▶ [TASK STATEMENT]:
Reproduce the data word for word, beginning at its first line and stopping after the line that contains "column-header[interactable]: Trạng thái".

▶ [SUPPLIED RECORDS]:
--------------------------------------------------

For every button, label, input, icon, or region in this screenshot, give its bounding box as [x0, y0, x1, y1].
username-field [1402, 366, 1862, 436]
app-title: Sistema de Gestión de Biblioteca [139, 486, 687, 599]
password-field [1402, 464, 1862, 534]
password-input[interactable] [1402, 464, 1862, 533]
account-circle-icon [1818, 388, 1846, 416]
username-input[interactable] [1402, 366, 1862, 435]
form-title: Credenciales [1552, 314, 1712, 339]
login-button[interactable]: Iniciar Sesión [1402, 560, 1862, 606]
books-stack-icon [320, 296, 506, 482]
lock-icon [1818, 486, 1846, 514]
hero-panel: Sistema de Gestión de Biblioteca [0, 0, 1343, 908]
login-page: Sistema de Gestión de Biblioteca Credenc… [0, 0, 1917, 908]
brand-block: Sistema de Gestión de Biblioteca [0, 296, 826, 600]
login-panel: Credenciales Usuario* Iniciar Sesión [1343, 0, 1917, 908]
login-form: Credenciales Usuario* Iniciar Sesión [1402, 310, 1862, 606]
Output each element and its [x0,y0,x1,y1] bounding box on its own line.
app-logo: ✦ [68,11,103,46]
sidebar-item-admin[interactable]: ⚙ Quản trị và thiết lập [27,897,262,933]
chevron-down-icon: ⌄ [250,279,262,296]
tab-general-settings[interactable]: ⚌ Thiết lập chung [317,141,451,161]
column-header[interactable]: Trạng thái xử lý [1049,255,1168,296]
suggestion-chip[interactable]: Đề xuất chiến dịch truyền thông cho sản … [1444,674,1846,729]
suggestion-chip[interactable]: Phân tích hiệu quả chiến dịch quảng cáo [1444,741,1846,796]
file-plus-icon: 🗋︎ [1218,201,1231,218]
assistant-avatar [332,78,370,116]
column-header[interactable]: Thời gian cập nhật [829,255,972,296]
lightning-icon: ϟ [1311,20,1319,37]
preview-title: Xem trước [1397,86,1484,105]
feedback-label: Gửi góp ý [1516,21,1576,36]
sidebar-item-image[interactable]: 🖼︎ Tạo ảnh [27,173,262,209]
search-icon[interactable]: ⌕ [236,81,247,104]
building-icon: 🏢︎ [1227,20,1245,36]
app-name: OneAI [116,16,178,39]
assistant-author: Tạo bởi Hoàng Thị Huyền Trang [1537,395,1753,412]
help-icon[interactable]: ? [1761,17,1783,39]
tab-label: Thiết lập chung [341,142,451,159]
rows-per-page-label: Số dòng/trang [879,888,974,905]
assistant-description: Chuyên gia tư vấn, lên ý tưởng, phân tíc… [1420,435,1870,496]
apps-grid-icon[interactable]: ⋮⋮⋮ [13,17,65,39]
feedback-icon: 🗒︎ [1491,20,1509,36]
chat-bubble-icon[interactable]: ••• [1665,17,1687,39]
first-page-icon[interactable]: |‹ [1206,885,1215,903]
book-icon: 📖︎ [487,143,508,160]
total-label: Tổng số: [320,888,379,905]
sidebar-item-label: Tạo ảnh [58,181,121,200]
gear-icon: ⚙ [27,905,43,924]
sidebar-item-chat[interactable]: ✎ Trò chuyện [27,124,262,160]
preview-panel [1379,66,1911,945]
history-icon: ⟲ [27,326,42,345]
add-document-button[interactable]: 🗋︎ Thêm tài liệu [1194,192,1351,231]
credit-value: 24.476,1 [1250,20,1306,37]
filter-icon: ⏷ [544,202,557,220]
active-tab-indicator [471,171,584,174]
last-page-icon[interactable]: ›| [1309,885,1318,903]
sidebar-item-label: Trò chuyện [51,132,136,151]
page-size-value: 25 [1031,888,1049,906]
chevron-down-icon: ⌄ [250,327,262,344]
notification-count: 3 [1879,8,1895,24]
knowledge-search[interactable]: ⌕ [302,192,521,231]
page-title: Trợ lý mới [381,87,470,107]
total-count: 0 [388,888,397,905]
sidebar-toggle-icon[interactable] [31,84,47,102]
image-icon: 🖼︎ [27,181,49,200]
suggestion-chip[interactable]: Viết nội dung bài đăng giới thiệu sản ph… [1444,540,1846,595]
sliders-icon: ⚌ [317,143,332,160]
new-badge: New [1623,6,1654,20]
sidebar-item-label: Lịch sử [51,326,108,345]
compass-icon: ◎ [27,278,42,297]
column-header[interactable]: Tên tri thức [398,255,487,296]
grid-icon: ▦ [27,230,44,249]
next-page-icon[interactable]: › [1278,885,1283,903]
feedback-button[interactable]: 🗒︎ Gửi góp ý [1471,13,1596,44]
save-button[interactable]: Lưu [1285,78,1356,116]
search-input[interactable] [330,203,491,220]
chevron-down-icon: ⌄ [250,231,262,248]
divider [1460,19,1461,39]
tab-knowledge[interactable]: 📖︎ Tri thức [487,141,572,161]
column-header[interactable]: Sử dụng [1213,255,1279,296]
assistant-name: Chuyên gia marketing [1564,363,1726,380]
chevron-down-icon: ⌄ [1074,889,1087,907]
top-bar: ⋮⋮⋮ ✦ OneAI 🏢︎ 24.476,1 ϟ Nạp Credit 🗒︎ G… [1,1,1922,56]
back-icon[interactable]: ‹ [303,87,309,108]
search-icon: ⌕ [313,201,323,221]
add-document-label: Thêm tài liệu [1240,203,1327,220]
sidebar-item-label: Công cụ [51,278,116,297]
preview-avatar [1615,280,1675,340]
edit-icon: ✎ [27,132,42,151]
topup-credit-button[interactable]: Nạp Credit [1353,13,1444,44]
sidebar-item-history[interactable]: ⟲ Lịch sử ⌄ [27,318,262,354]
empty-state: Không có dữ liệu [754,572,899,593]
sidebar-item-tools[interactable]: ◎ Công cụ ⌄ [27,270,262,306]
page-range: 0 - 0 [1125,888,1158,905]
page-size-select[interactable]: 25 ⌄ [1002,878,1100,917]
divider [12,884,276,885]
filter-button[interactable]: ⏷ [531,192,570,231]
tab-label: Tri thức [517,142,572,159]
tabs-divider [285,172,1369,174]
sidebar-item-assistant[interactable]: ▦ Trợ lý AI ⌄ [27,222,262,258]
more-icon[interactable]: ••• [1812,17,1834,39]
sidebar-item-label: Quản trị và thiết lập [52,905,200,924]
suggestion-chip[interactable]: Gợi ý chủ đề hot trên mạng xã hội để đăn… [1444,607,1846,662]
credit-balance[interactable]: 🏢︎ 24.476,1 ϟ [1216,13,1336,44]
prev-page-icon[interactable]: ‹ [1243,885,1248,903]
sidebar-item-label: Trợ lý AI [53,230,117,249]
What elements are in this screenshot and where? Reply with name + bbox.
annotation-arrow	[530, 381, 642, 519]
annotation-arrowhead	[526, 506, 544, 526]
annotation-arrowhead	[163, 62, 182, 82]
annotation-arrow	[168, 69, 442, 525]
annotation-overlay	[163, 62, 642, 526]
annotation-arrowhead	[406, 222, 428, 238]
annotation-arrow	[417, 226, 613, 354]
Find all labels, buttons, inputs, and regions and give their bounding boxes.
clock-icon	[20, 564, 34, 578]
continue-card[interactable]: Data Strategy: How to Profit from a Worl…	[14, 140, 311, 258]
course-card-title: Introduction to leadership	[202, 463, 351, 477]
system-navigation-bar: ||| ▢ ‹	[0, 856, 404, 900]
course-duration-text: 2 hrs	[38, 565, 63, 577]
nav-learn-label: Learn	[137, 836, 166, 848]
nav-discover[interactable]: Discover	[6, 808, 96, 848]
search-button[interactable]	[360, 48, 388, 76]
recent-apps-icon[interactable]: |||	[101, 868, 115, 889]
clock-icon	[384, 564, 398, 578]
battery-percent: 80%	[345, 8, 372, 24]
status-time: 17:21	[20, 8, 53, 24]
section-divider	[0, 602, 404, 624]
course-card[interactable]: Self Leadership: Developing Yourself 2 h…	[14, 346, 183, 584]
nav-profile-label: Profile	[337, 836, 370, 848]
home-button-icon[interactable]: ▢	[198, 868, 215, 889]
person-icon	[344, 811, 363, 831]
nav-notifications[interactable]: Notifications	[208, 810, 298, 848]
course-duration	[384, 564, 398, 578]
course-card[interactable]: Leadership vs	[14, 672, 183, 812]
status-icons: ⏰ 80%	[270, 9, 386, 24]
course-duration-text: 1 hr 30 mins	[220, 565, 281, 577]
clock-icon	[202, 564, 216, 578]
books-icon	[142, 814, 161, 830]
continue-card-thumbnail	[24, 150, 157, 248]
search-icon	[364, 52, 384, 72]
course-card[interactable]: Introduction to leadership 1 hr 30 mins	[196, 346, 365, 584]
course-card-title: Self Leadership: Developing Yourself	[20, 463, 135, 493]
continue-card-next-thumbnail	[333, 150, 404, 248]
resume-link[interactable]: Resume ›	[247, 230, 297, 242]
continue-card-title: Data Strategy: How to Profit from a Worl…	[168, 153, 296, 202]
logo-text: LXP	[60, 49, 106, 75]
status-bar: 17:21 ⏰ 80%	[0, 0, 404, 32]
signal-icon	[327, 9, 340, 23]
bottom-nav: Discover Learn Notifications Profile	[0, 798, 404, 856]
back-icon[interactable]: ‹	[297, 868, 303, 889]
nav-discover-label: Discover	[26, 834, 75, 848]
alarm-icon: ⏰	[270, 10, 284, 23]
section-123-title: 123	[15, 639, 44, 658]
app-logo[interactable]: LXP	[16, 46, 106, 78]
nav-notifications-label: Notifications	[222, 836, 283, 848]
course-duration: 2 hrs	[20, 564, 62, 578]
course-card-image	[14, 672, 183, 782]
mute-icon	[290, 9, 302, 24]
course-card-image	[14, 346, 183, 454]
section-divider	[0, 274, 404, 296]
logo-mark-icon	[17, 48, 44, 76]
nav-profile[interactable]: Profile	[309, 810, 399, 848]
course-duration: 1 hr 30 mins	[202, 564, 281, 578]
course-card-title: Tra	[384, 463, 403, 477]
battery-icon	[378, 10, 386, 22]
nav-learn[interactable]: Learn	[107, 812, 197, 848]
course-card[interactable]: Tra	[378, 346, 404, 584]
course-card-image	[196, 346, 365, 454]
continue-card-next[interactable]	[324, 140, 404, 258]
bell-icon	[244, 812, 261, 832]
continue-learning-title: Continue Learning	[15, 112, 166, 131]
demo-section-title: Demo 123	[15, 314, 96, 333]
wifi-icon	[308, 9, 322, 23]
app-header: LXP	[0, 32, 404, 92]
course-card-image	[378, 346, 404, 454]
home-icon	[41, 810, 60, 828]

--------------------------------------------------

▶ [REPLY]:
For every button, label, input, icon, or region in this screenshot, give its bounding box as [x0, y0, x1, y1].
username-field [1402, 366, 1862, 436]
app-title: Sistema de Gestión de Biblioteca [139, 486, 687, 599]
password-field [1402, 464, 1862, 534]
password-input[interactable] [1402, 464, 1862, 533]
account-circle-icon [1818, 388, 1846, 416]
username-input[interactable] [1402, 366, 1862, 435]
form-title: Credenciales [1552, 314, 1712, 339]
login-button[interactable]: Iniciar Sesión [1402, 560, 1862, 606]
books-stack-icon [320, 296, 506, 482]
lock-icon [1818, 486, 1846, 514]
hero-panel: Sistema de Gestión de Biblioteca [0, 0, 1343, 908]
login-page: Sistema de Gestión de Biblioteca Credenc… [0, 0, 1917, 908]
brand-block: Sistema de Gestión de Biblioteca [0, 296, 826, 600]
login-panel: Credenciales Usuario* Iniciar Sesión [1343, 0, 1917, 908]
login-form: Credenciales Usuario* Iniciar Sesión [1402, 310, 1862, 606]
Output each element and its [x0,y0,x1,y1] bounding box on its own line.
app-logo: ✦ [68,11,103,46]
sidebar-item-admin[interactable]: ⚙ Quản trị và thiết lập [27,897,262,933]
chevron-down-icon: ⌄ [250,279,262,296]
tab-general-settings[interactable]: ⚌ Thiết lập chung [317,141,451,161]
column-header[interactable]: Trạng thái xử lý [1049,255,1168,296]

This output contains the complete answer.